*Exercise brief*
Collect all lines below with the string "text".

Start of Excerpted records

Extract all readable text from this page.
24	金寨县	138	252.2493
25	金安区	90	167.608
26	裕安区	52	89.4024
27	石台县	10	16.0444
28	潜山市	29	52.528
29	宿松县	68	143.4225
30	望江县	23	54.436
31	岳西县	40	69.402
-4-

End of Excerpted records
Start of Excerpted records

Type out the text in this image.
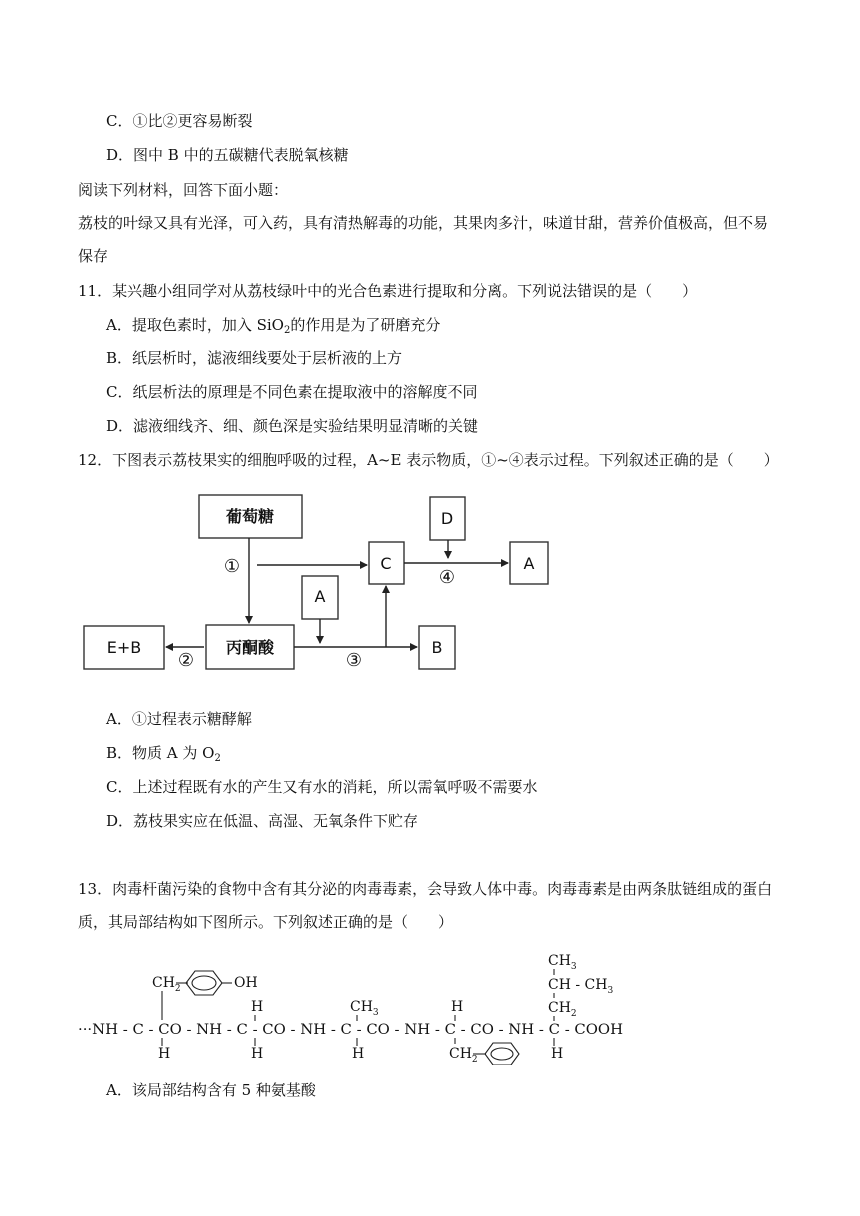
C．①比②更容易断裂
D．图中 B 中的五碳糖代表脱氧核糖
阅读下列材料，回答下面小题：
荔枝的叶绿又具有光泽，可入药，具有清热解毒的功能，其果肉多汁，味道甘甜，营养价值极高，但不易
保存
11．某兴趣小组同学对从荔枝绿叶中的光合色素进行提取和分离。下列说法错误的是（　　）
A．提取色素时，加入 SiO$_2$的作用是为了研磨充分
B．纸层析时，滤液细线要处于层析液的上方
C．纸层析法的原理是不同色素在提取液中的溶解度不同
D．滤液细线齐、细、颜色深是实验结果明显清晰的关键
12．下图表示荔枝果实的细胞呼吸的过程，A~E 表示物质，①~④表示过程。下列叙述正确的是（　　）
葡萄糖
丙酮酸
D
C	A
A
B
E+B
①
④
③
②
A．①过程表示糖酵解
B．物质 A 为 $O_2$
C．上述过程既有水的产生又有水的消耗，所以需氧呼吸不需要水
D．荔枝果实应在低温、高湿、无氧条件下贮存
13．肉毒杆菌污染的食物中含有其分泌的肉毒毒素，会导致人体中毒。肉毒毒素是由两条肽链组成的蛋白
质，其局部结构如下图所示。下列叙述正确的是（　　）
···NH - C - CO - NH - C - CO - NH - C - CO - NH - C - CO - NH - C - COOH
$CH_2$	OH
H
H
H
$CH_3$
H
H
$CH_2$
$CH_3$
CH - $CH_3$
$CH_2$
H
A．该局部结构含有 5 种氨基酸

End of Excerpted records

*Task result*
Extract all readable text from this page.
Type out the text in this image.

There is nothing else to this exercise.